Aim: Below are some entries. Work out how many of their lines hold the word "Exceedance", and write that number alone.

Data lines:
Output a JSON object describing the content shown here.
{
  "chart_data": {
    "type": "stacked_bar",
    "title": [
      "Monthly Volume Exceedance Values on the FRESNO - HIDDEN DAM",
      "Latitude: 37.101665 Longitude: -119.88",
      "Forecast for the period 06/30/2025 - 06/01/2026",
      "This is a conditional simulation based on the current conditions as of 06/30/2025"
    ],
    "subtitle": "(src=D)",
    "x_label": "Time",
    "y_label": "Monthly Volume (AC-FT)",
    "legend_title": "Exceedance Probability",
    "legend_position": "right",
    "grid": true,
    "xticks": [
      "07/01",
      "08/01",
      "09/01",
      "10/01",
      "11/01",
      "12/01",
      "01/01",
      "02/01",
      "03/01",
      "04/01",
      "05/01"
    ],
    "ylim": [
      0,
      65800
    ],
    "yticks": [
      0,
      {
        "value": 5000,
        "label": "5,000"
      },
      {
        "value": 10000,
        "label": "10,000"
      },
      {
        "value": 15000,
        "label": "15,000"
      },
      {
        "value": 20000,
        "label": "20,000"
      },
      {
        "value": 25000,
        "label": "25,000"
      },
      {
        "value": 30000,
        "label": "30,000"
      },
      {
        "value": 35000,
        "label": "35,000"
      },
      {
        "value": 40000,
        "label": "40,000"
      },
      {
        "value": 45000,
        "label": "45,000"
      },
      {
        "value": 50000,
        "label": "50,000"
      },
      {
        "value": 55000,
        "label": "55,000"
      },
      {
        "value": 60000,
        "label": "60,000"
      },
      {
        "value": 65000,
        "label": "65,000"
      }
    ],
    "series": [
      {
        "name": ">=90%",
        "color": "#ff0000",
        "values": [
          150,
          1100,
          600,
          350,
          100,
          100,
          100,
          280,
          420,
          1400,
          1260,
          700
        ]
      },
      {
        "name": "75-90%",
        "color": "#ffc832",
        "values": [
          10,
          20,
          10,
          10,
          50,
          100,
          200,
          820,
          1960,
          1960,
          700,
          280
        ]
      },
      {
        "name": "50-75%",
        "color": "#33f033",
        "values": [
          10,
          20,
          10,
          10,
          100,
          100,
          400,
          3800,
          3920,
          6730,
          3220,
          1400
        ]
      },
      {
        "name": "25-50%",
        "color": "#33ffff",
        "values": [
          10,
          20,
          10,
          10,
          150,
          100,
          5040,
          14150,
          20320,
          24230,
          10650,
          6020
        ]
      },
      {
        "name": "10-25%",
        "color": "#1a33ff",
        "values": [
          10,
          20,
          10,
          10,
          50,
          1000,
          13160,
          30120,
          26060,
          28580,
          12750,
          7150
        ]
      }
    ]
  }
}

Output of the exercise: 2